[THE REQUEST]
Locate the lines of the listing below that hold "tersebut", then copy each of them.

[Stored records]
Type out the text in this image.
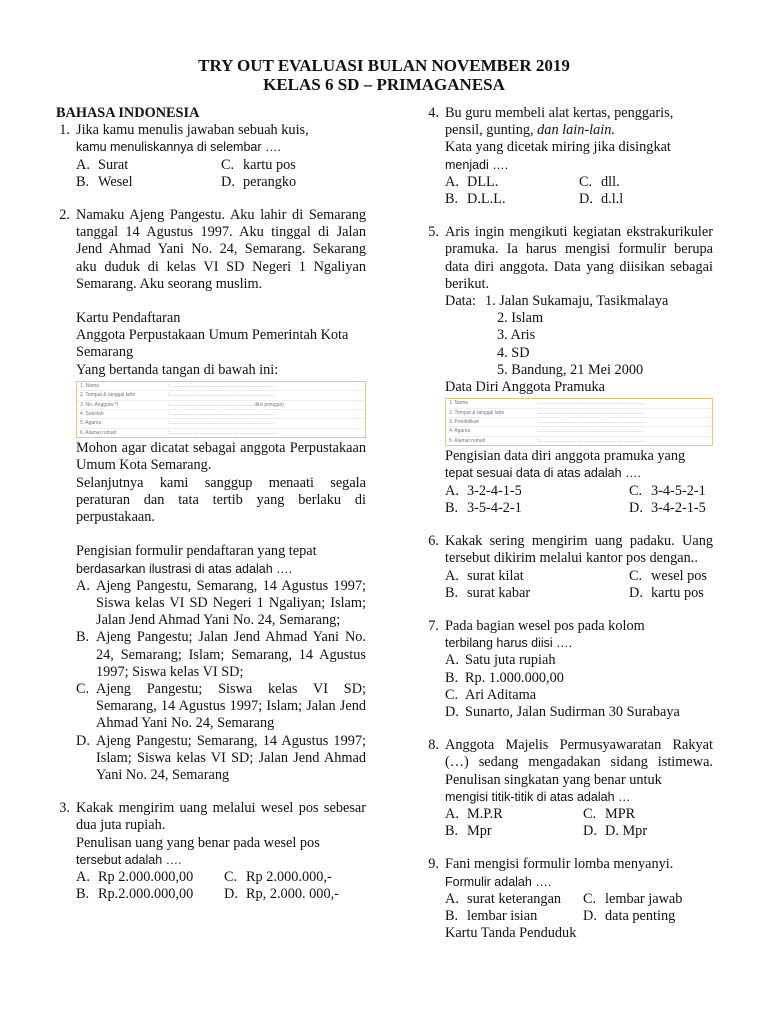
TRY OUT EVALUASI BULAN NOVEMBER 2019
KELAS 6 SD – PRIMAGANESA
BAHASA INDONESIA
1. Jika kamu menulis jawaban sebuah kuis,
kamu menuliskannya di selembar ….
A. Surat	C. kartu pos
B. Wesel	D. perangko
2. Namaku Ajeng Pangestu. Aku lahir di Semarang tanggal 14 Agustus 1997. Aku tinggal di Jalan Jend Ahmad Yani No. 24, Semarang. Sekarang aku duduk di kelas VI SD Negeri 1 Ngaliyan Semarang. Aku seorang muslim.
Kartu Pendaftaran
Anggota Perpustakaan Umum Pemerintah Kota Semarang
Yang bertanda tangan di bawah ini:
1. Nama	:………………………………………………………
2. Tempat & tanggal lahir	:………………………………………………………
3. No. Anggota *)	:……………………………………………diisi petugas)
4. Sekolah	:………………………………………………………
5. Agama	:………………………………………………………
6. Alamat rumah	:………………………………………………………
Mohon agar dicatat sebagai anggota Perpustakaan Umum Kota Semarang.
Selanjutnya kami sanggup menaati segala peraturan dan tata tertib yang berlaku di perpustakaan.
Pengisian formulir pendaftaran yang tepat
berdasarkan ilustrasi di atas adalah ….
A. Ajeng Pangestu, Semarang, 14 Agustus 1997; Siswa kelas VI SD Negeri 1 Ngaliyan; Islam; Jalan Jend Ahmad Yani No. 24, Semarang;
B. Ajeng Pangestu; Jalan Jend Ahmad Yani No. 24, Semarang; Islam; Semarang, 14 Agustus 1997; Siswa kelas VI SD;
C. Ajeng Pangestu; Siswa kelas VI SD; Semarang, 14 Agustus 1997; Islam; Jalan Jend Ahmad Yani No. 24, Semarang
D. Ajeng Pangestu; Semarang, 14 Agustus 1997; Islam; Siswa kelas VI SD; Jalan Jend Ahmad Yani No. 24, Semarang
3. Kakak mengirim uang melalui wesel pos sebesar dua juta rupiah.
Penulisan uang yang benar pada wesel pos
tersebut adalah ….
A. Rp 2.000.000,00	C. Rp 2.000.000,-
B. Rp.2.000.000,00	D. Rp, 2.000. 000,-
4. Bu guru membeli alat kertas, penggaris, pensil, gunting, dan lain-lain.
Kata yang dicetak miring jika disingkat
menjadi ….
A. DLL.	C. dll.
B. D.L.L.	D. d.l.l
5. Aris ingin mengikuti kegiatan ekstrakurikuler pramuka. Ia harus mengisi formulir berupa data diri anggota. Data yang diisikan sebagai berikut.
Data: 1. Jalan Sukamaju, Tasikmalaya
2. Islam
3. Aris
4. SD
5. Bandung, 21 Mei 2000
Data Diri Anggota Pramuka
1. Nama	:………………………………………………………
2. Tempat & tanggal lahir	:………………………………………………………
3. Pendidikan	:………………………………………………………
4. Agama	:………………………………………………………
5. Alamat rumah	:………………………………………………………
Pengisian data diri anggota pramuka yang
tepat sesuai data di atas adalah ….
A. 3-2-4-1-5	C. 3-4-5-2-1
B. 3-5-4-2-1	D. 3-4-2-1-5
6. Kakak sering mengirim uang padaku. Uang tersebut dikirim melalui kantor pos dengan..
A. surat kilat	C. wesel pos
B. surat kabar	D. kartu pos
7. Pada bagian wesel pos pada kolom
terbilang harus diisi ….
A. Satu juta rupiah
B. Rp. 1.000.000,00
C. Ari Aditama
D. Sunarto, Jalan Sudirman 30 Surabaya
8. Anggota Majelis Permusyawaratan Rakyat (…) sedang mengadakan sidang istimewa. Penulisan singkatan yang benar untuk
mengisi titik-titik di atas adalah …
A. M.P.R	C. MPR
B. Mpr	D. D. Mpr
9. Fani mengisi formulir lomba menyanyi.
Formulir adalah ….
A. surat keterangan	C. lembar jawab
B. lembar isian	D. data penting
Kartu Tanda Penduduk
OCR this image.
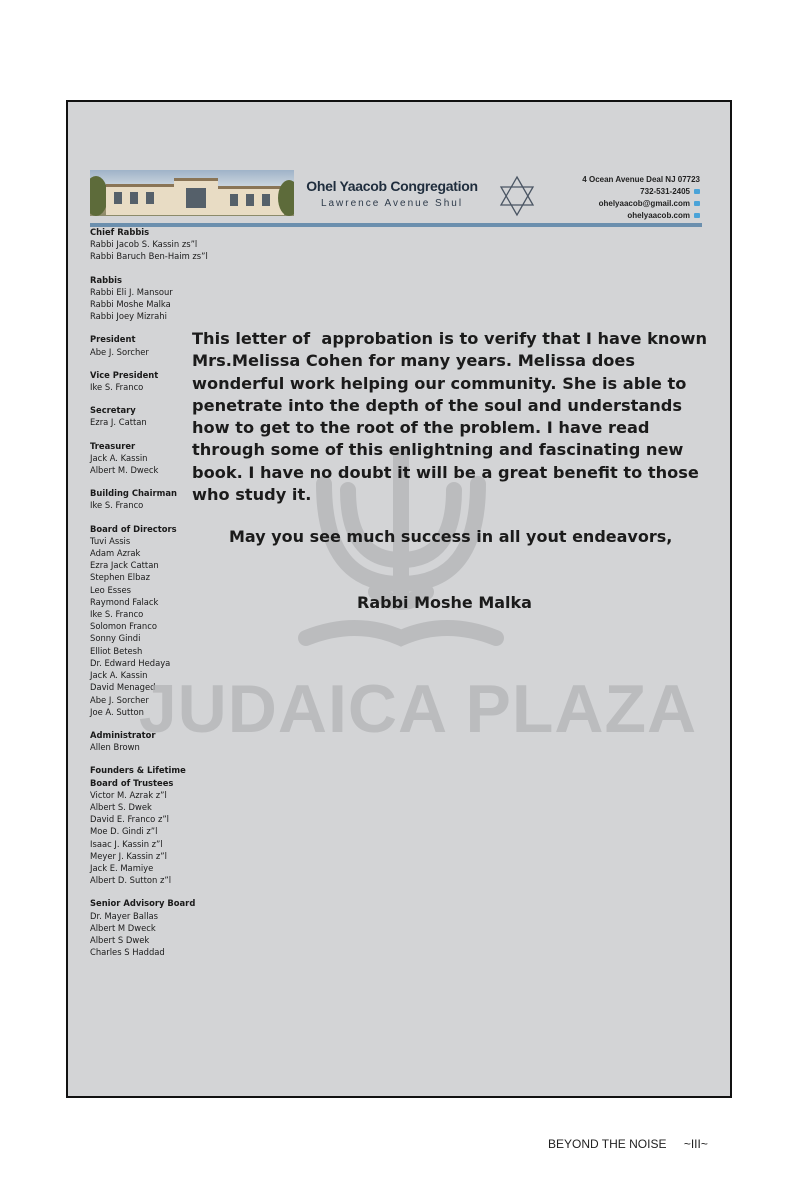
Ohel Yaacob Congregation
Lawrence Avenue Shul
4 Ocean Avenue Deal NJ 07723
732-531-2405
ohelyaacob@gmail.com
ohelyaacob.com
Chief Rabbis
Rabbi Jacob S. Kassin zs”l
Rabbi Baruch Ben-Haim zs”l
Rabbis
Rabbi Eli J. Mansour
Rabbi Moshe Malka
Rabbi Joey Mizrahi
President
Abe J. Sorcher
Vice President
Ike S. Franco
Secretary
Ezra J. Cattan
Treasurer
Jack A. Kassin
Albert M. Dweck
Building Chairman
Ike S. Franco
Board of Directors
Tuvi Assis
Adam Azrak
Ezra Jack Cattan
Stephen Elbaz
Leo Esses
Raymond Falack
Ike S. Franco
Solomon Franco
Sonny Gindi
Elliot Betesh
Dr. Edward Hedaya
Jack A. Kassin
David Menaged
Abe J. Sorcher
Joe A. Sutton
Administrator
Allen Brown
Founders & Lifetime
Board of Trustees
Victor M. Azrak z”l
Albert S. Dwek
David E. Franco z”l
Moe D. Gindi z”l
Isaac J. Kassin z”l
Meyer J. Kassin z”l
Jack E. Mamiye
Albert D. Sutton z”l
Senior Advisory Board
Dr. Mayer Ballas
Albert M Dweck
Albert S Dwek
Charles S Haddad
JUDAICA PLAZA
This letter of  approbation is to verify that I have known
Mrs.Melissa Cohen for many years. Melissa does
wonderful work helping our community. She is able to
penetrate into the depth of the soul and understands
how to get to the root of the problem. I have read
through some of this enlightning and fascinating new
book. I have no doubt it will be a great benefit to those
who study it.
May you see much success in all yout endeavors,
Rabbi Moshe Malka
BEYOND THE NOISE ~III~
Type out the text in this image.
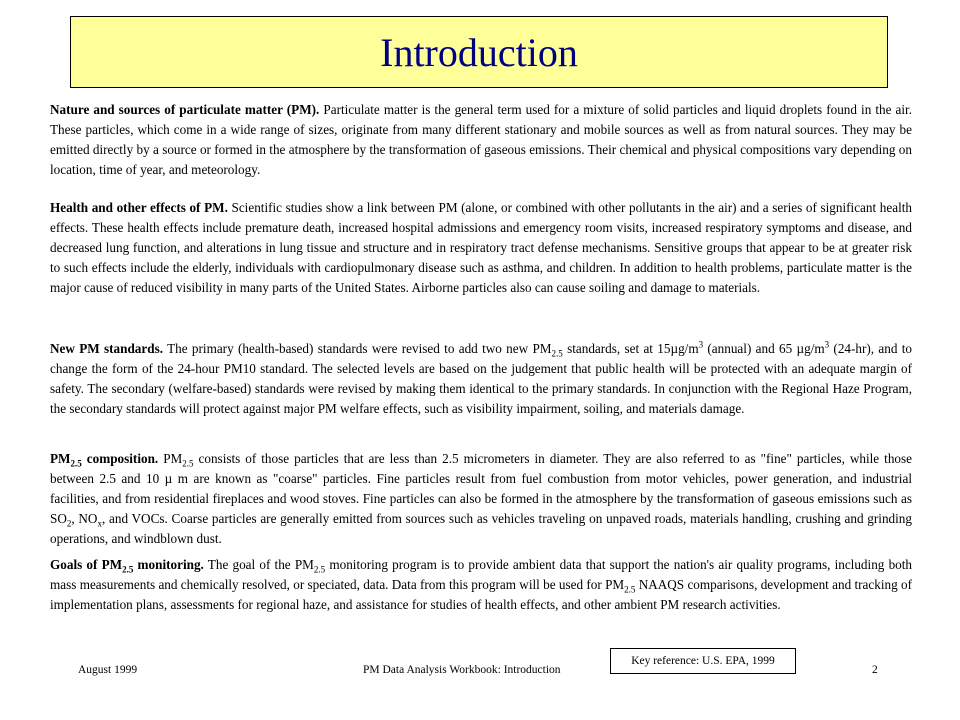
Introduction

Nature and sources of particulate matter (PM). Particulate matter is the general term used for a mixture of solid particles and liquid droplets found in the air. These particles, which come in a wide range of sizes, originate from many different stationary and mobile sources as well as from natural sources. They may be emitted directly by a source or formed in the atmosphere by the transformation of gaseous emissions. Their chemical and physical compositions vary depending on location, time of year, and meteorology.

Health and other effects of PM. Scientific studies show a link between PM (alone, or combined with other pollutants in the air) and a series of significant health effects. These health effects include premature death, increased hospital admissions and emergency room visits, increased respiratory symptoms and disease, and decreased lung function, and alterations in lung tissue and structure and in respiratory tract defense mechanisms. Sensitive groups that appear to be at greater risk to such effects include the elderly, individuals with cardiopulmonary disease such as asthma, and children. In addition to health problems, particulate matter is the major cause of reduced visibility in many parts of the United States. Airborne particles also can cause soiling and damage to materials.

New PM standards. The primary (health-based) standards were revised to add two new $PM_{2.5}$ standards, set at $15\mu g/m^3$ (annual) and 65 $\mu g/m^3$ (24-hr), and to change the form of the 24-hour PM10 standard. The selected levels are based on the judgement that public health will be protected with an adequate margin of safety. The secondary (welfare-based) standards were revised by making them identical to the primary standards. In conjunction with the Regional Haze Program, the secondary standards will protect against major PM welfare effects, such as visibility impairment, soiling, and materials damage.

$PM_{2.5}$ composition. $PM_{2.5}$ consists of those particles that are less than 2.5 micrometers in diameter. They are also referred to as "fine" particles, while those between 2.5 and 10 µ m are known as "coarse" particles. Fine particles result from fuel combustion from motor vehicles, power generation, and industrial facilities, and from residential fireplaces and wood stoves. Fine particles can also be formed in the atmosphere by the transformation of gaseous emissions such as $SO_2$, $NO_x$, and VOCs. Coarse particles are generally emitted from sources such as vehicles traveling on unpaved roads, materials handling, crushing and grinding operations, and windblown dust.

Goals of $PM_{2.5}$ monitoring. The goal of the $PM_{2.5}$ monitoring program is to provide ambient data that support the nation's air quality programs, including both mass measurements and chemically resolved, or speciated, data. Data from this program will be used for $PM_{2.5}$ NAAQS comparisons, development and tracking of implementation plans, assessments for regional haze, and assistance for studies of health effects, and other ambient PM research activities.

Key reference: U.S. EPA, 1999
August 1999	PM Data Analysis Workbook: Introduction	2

[RIGHT ANSWER]
tersebut adalah ….
6. Kakak sering mengirim uang padaku. Uang tersebut dikirim melalui kantor pos dengan..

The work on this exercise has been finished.